Return exactly the lines of the data below, from the one that contains "OCR this image." through the final line, and leave out every picture.

== EXTRACTED DATA ==
┏━━

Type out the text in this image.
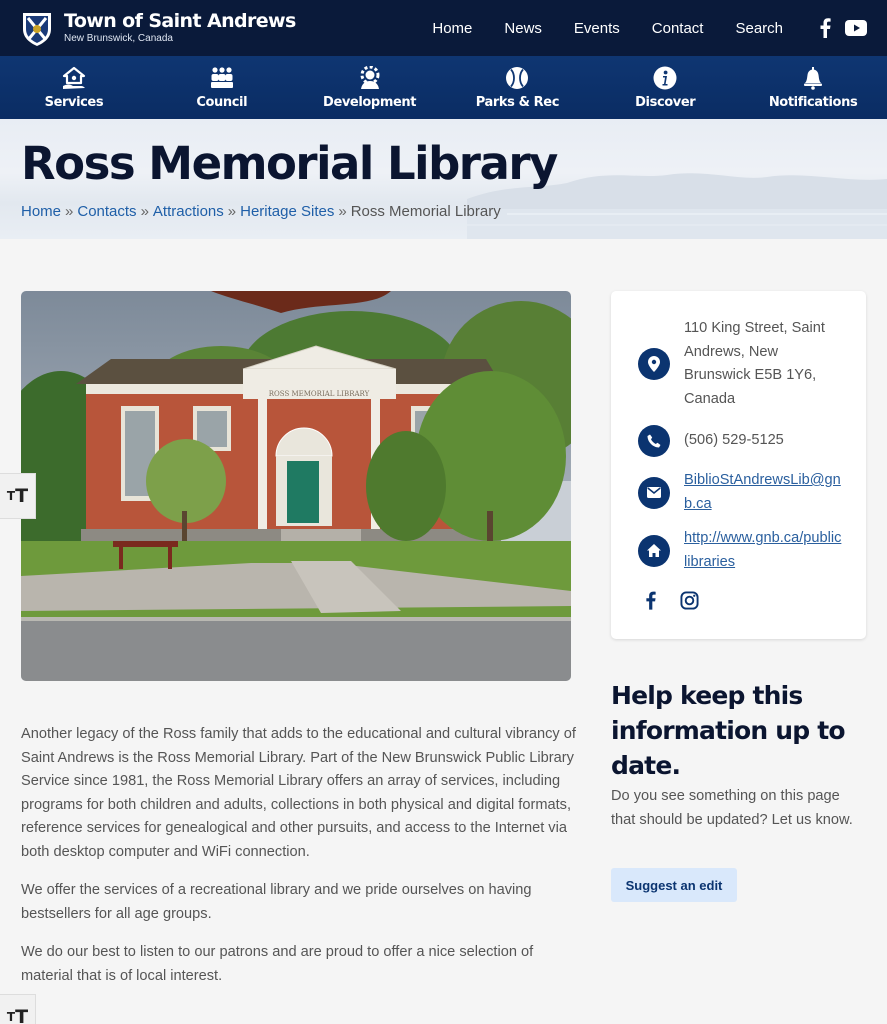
Town of Saint Andrews
New Brunswick, Canada
Home News Events Contact Search
Services	Council	Development	Parks & Rec	Discover	Notifications
Ross Memorial Library
Home » Contacts » Attractions » Heritage Sites » Ross Memorial Library
ROSS MEMORIAL LIBRARY

Another legacy of the Ross family that adds to the educational and cultural vibrancy of Saint Andrews is the Ross Memorial Library. Part of the New Brunswick Public Library Service since 1981, the Ross Memorial Library offers an array of services, including programs for both children and adults, collections in both physical and digital formats, reference services for genealogical and other pursuits, and access to the Internet via both desktop computer and WiFi connection.

We offer the services of a recreational library and we pride ourselves on having bestsellers for all age groups.

We do our best to listen to our patrons and are proud to offer a nice selection of material that is of local interest.

110 King Street, Saint Andrews, New Brunswick E5B 1Y6, Canada
(506) 529-5125
BiblioStAndrewsLib@gnb.ca
http://www.gnb.ca/publiclibraries
Help keep this information up to date.

Do you see something on this page that should be updated? Let us know.

Suggest an edit
T T
T T
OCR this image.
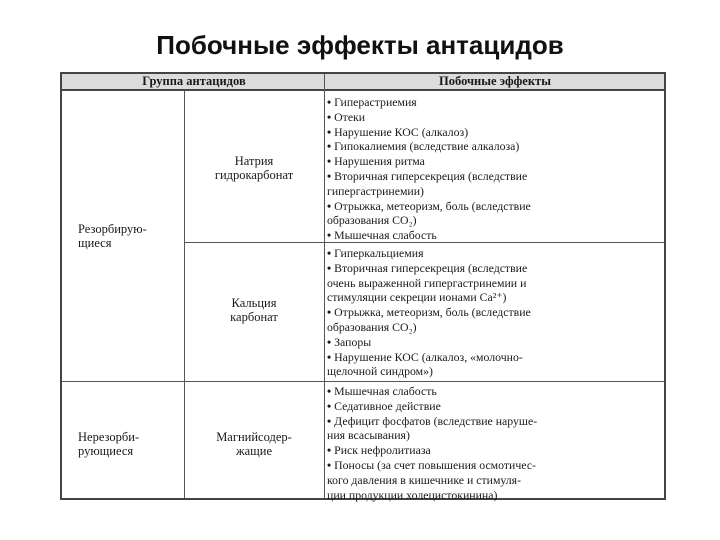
Побочные эффекты антацидов
Группа антацидов	Побочные эффекты
Резорбирую-
щиеся
Натрия
гидрокарбонат
• Гиперастриемия
• Отеки
• Нарушение КОС (алкалоз)
• Гипокалиемия (вследствие алкалоза)
• Нарушения ритма
• Вторичная гиперсекреция (вследствие
гипергастринемии)
• Отрыжка, метеоризм, боль (вследствие
образования CO₂)
• Мышечная слабость
Кальция
карбонат
• Гиперкальциемия
• Вторичная гиперсекреция (вследствие
очень выраженной гипергастринемии и
стимуляции секреции ионами Ca²⁺)
• Отрыжка, метеоризм, боль (вследствие
образования CO₂)
• Запоры
• Нарушение КОС (алкалоз, «молочно-
щелочной синдром»)
Нерезорби-
рующиеся
Магнийсодер-
жащие
• Мышечная слабость
• Седативное действие
• Дефицит фосфатов (вследствие наруше-
ния всасывания)
• Риск нефролитиаза
• Поносы (за счет повышения осмотичес-
кого давления в кишечнике и стимуля-
ции продукции холецистокинина)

┗━━

== CORRECT RESPONSE ==
OCR this image.
Побочные эффекты антацидов
Группа антацидов	Побочные эффекты
Резорбирую-
щиеся
Натрия
гидрокарбонат
• Гиперастриемия
• Отеки
• Нарушение КОС (алкалоз)
• Гипокалиемия (вследствие алкалоза)
• Нарушения ритма
• Вторичная гиперсекреция (вследствие
гипергастринемии)
• Отрыжка, метеоризм, боль (вследствие
образования CO₂)
• Мышечная слабость
Кальция
карбонат
• Гиперкальциемия
• Вторичная гиперсекреция (вследствие
очень выраженной гипергастринемии и
стимуляции секреции ионами Ca²⁺)
• Отрыжка, метеоризм, боль (вследствие
образования CO₂)
• Запоры
• Нарушение КОС (алкалоз, «молочно-
щелочной синдром»)
Нерезорби-
рующиеся
Магнийсодер-
жащие
• Мышечная слабость
• Седативное действие
• Дефицит фосфатов (вследствие наруше-
ния всасывания)
• Риск нефролитиаза
• Поносы (за счет повышения осмотичес-
кого давления в кишечнике и стимуля-
ции продукции холецистокинина)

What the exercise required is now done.